In the entries that follow, how many lines contain the word "把蜡烛向右移动少许"? Answer with the number only.

■ Dataset entries ■
= = = =
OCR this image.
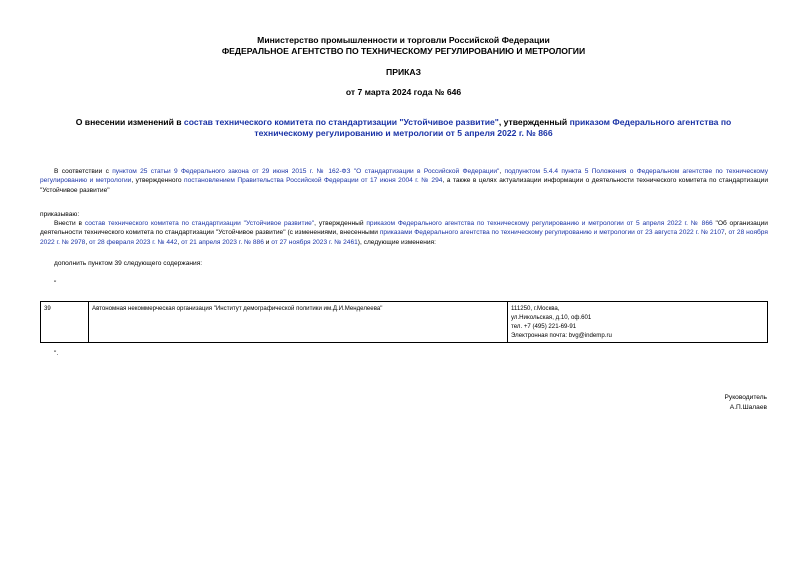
Министерство промышленности и торговли Российской Федерации
ФЕДЕРАЛЬНОЕ АГЕНТСТВО ПО ТЕХНИЧЕСКОМУ РЕГУЛИРОВАНИЮ И МЕТРОЛОГИИ
ПРИКАЗ
от 7 марта 2024 года № 646
О внесении изменений в состав технического комитета по стандартизации "Устойчивое развитие", утвержденный приказом Федерального агентства по техническому регулированию и метрологии от 5 апреля 2022 г. № 866
В соответствии с пунктом 25 статьи 9 Федерального закона от 29 июня 2015 г. № 162-ФЗ "О стандартизации в Российской Федерации", подпунктом 5.4.4 пункта 5 Положения о Федеральном агентстве по техническому регулированию и метрологии, утвержденного постановлением Правительства Российской Федерации от 17 июня 2004 г. № 294, а также в целях актуализации информации о деятельности технического комитета по стандартизации "Устойчивое развитие"
приказываю:
Внести в состав технического комитета по стандартизации "Устойчивое развитие", утвержденный приказом Федерального агентства по техническому регулированию и метрологии от 5 апреля 2022 г. № 866 "Об организации деятельности технического комитета по стандартизации "Устойчивое развитие" (с изменениями, внесенными приказами Федерального агентства по техническому регулированию и метрологии от 23 августа 2022 г. № 2107, от 28 ноября 2022 г. № 2978, от 28 февраля 2023 г. № 442, от 21 апреля 2023 г. № 886 и от 27 ноября 2023 г. № 2461), следующие изменения:
дополнить пунктом 39 следующего содержания:
"
39	Автономная некоммерческая организация "Институт демографической политики им.Д.И.Менделеева"	111250, г.Москва,
ул.Никольская, д.10, оф.601
тел. +7 (495) 221-69-91
Электронная почта: bvg@indemp.ru
".
Руководитель
А.П.Шалаев
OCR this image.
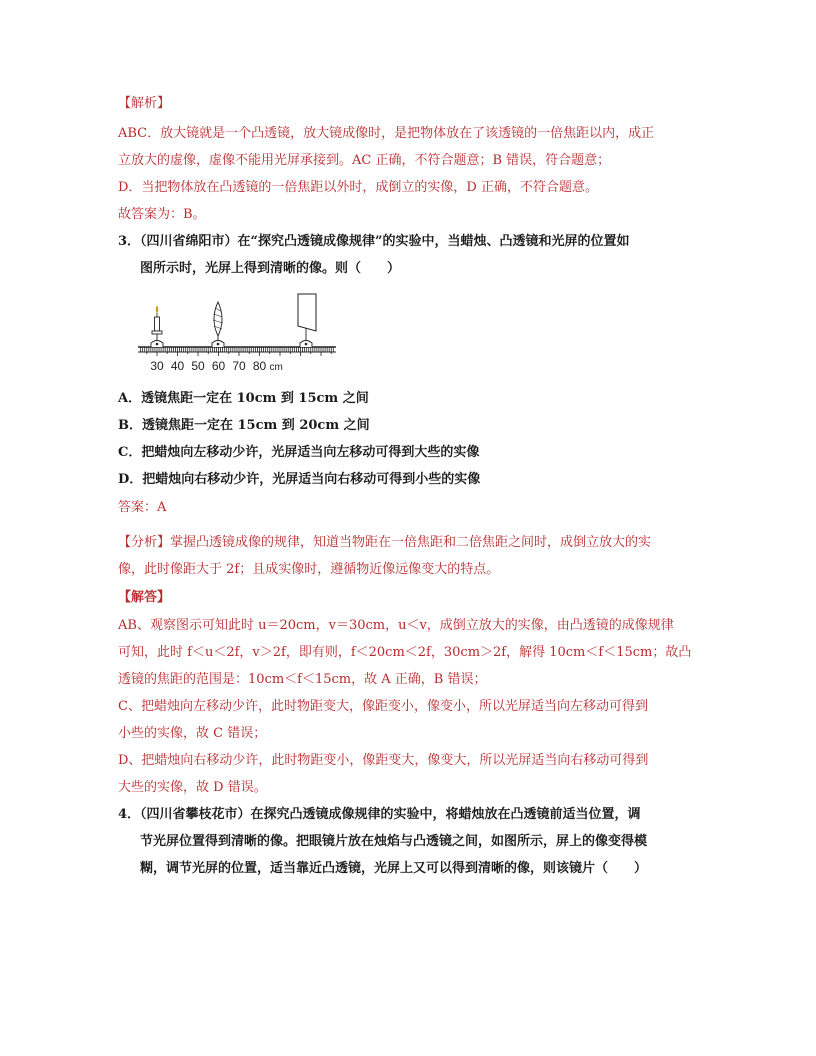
【解析】
ABC．放大镜就是一个凸透镜，放大镜成像时，是把物体放在了该透镜的一倍焦距以内，成正
立放大的虚像，虚像不能用光屏承接到。AC 正确，不符合题意；B 错误，符合题意；
D．当把物体放在凸透镜的一倍焦距以外时，成倒立的实像，D 正确，不符合题意。
故答案为：B。
3．（四川省绵阳市）在“探究凸透镜成像规律”的实验中，当蜡烛、凸透镜和光屏的位置如
图所示时，光屏上得到清晰的像。则（　　）
30 40 50 60 70 80 cm
A．透镜焦距一定在 10cm 到 15cm 之间
B．透镜焦距一定在 15cm 到 20cm 之间
C．把蜡烛向左移动少许，光屏适当向左移动可得到大些的实像
D．把蜡烛向右移动少许，光屏适当向右移动可得到小些的实像
答案：A
【分析】掌握凸透镜成像的规律，知道当物距在一倍焦距和二倍焦距之间时，成倒立放大的实
像，此时像距大于 2f；且成实像时，遵循物近像远像变大的特点。
【解答】
AB、观察图示可知此时 u＝20cm，v＝30cm，u＜v，成倒立放大的实像，由凸透镜的成像规律
可知，此时 f＜u＜2f，v＞2f，即有则，f＜20cm＜2f，30cm＞2f，解得 10cm＜f＜15cm；故凸
透镜的焦距的范围是：10cm＜f＜15cm，故 A 正确，B 错误；
C、把蜡烛向左移动少许，此时物距变大，像距变小，像变小，所以光屏适当向左移动可得到
小些的实像，故 C 错误；
D、把蜡烛向右移动少许，此时物距变小，像距变大，像变大，所以光屏适当向右移动可得到
大些的实像，故 D 错误。
4．（四川省攀枝花市）在探究凸透镜成像规律的实验中，将蜡烛放在凸透镜前适当位置，调
节光屏位置得到清晰的像。把眼镜片放在烛焰与凸透镜之间，如图所示，屏上的像变得模
糊，调节光屏的位置，适当靠近凸透镜，光屏上又可以得到清晰的像，则该镜片（　　）
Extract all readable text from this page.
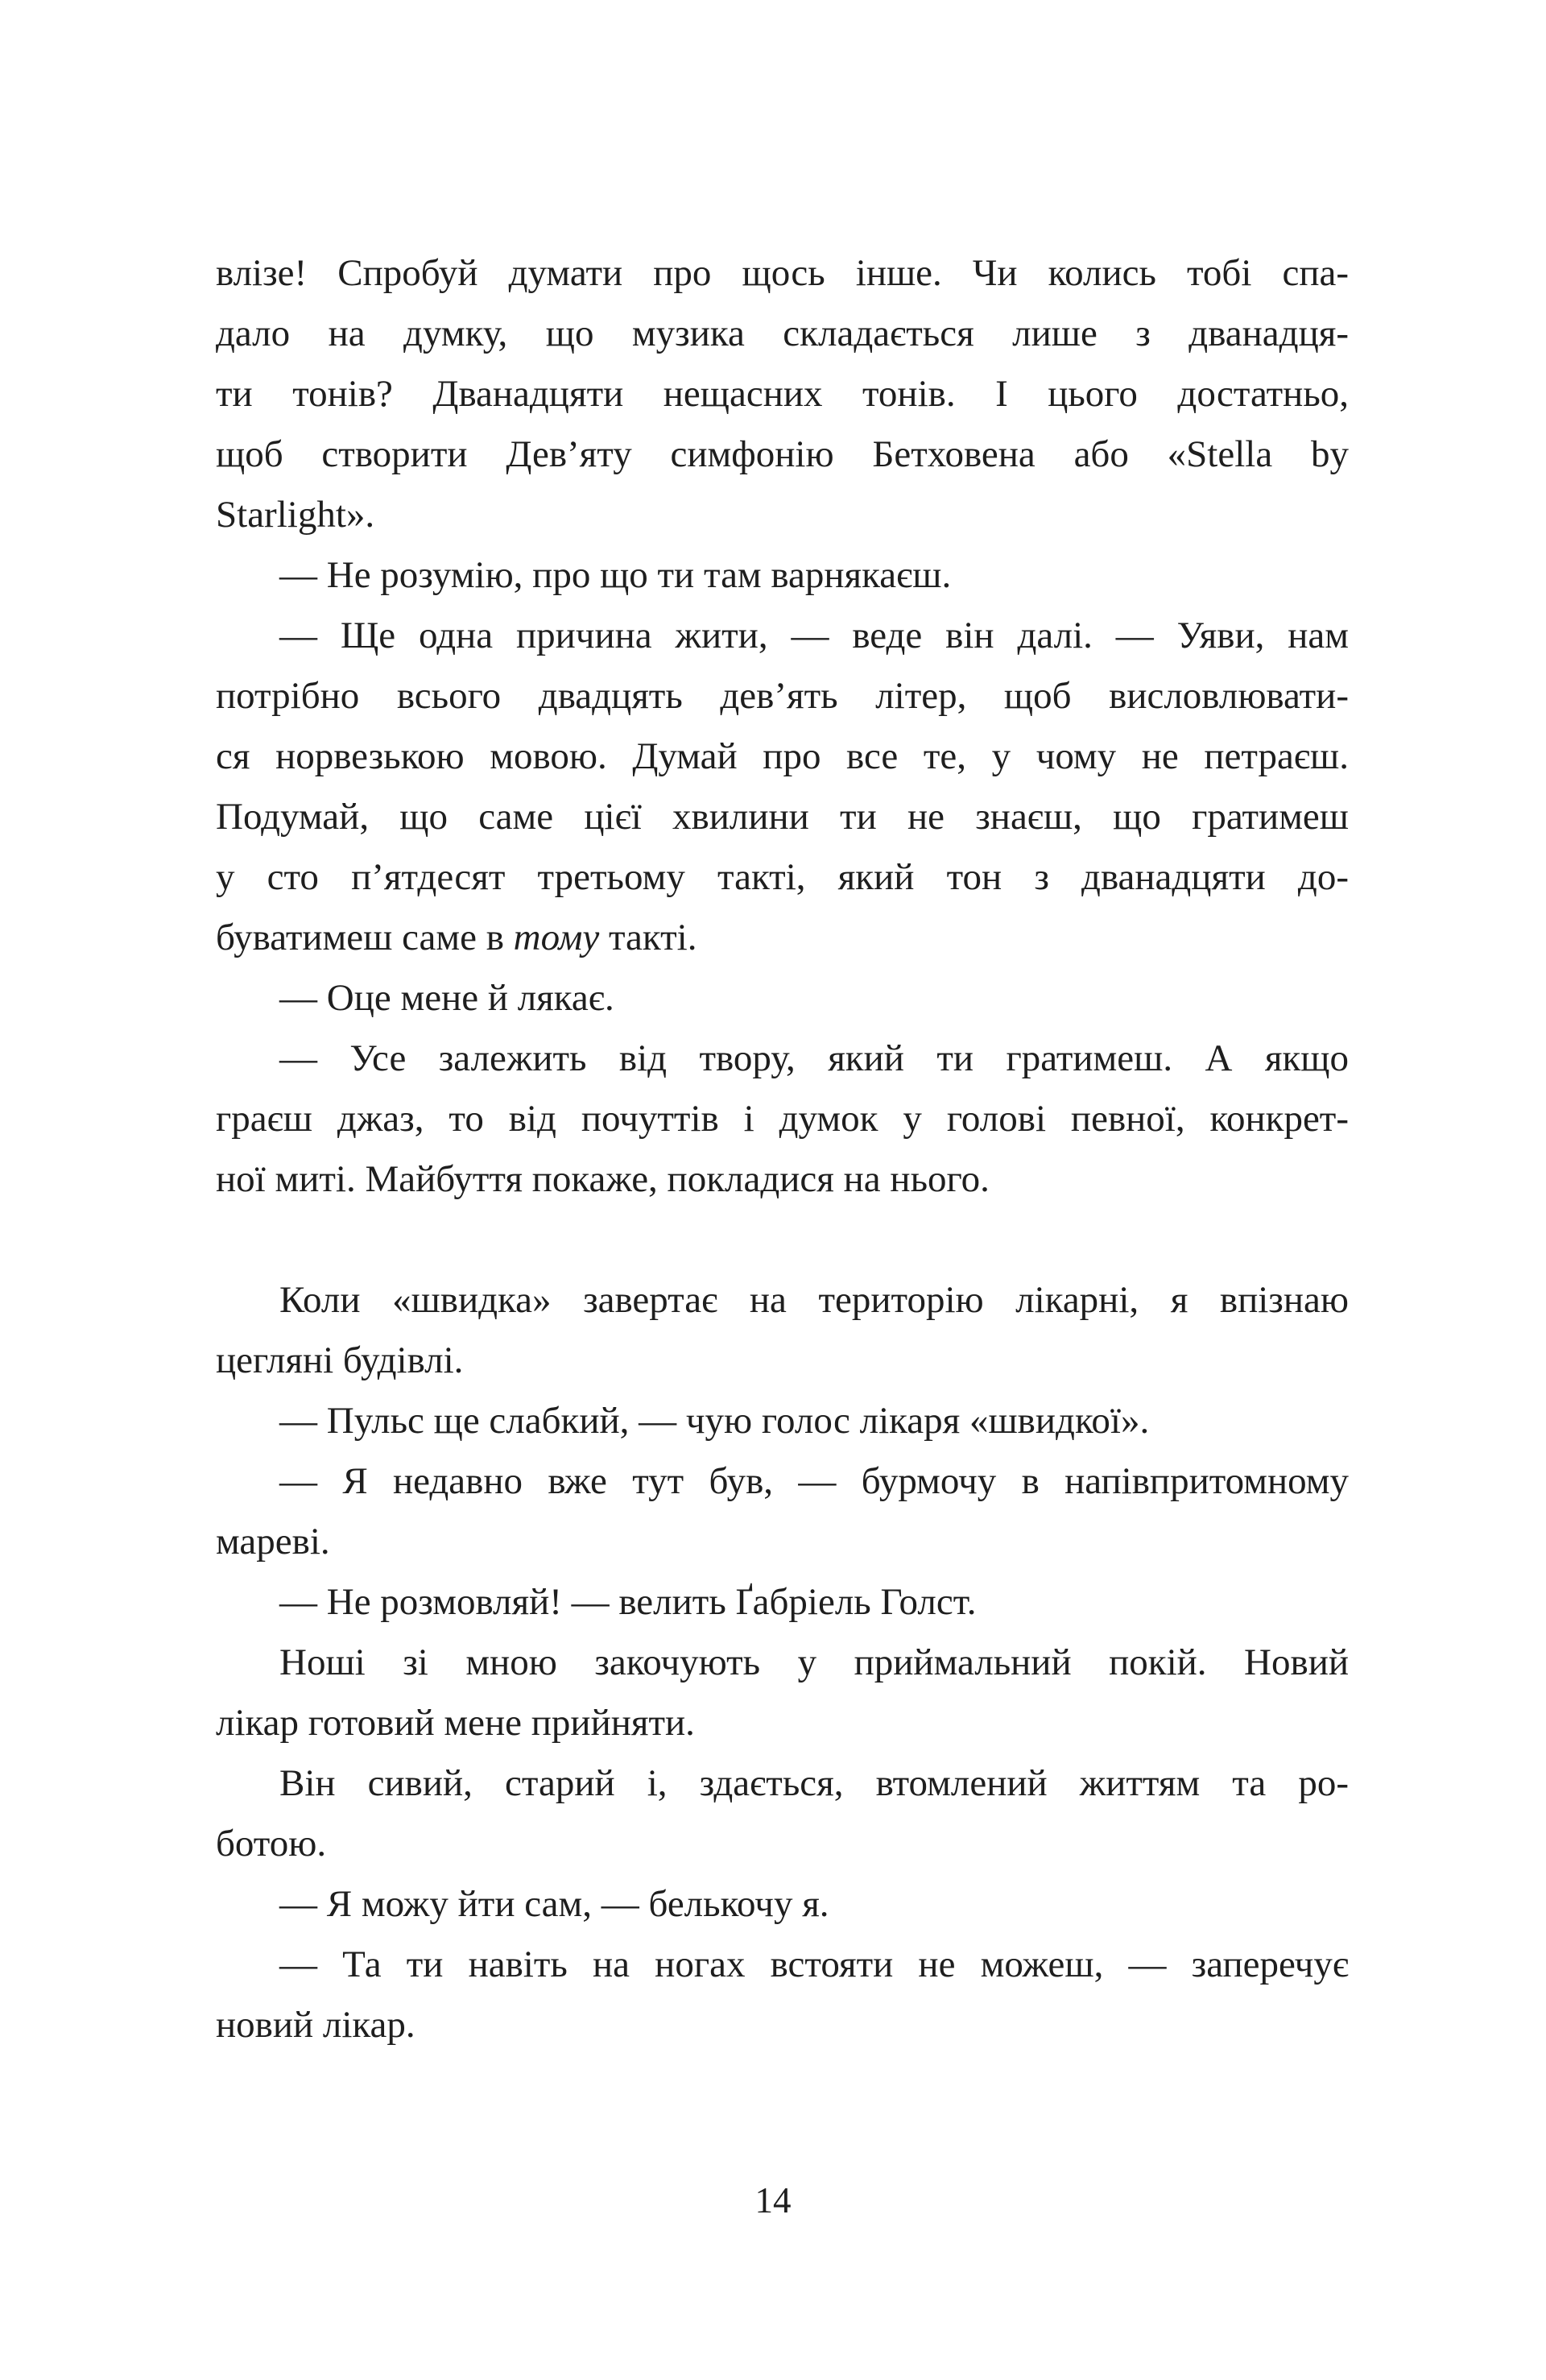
влізе! Спробуй думати про щось інше. Чи колись тобі спа-
дало на думку, що музика складається лише з дванадця-
ти тонів? Дванадцяти нещасних тонів. І цього достатньо,
щоб створити Дев’яту симфонію Бетховена або «Stella by
Starlight».
— Не розумію, про що ти там варнякаєш.
— Ще одна причина жити, — веде він далі. — Уяви, нам
потрібно всього двадцять дев’ять літер, щоб висловлювати-
ся норвезькою мовою. Думай про все те, у чому не петраєш.
Подумай, що саме цієї хвилини ти не знаєш, що гратимеш
у сто п’ятдесят третьому такті, який тон з дванадцяти до-
буватимеш саме в тому такті.
— Оце мене й лякає.
— Усе залежить від твору, який ти гратимеш. А якщо
граєш джаз, то від почуттів і думок у голові певної, конкрет-
ної миті. Майбуття покаже, покладися на нього.
Коли «швидка» завертає на територію лікарні, я впізнаю
цегляні будівлі.
— Пульс ще слабкий, — чую голос лікаря «швидкої».
— Я недавно вже тут був, — бурмочу в напівпритомному
мареві.
— Не розмовляй! — велить Ґабріель Голст.
Ноші зі мною закочують у приймальний покій. Новий
лікар готовий мене прийняти.
Він сивий, старий і, здається, втомлений життям та ро-
ботою.
— Я можу йти сам, — белькочу я.
— Та ти навіть на ногах встояти не можеш, — заперечує
новий лікар.
14
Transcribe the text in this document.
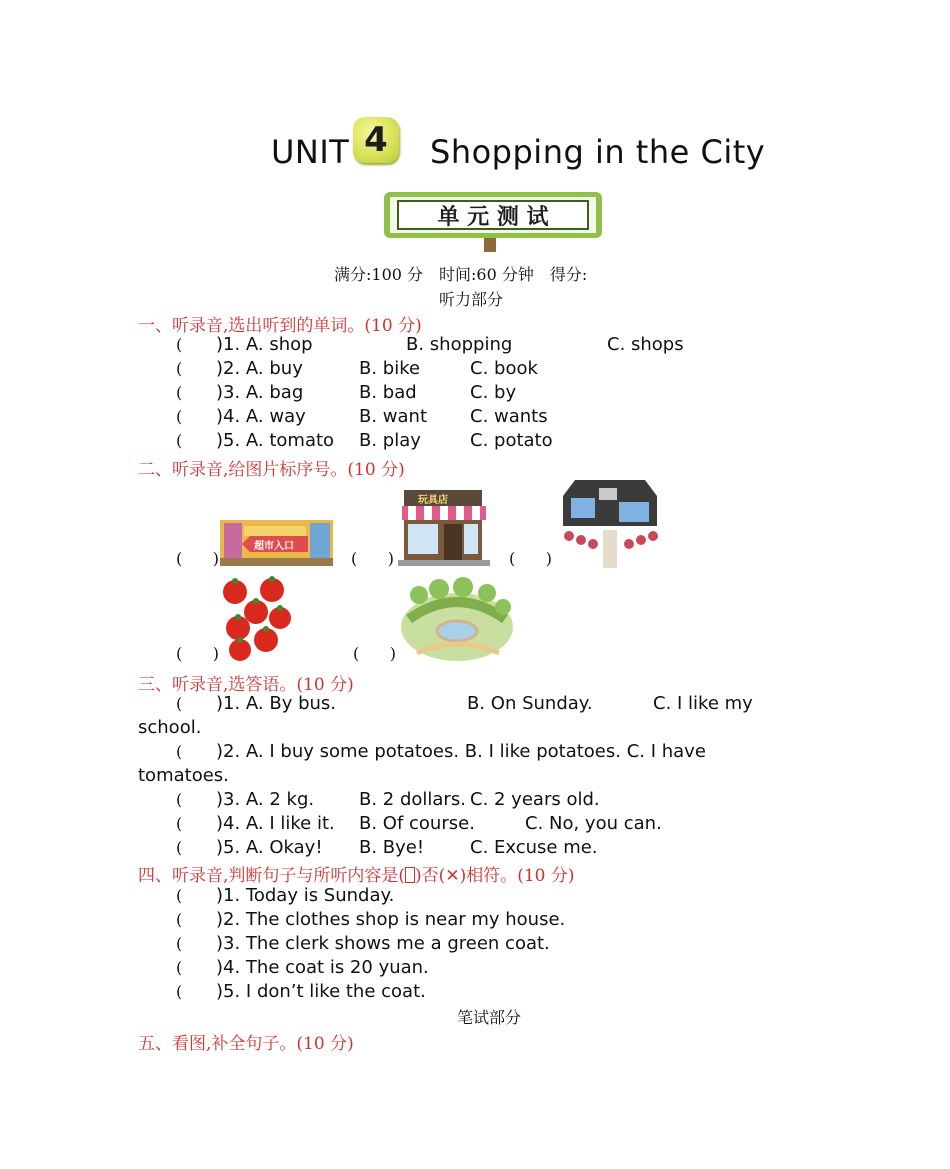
UNIT 4 Shopping in the City
单 元 测 试
满分:100 分　时间:60 分钟　得分:
听力部分
一、听录音,选出听到的单词。(10 分)
( )1. A. shop	B. shopping	C. shops
( )2. A. buy	B. bike	C. book
( )3. A. bag	B. bad	C. by
( )4. A. way	B. want C. wants
( )5. A. tomato B. play	C. potato
二、听录音,给图片标序号。(10 分)
(      )
超市入口
(      )
玩具店
(      )
(      )	(      )
三、听录音,选答语。(10 分)
( )1. A. By bus.	B. On Sunday.	C. I like my
school.
( )2. A. I buy some potatoes. B. I like potatoes. C. I have
tomatoes.
( )3. A. 2 kg. B. 2 dollars. C. 2 years old.
( )4. A. I like it. B. Of course.	C. No, you can.
( )5. A. Okay! B. Bye!	C. Excuse me.
四、听录音,判断句子与所听内容是( )否(✕)相符。(10 分)
( )1. Today is Sunday.
( )2. The clothes shop is near my house.
( )3. The clerk shows me a green coat.
( )4. The coat is 20 yuan.
( )5. I don’t like the coat.
笔试部分
五、看图,补全句子。(10 分)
= = = =
■ Exercise answer ■
2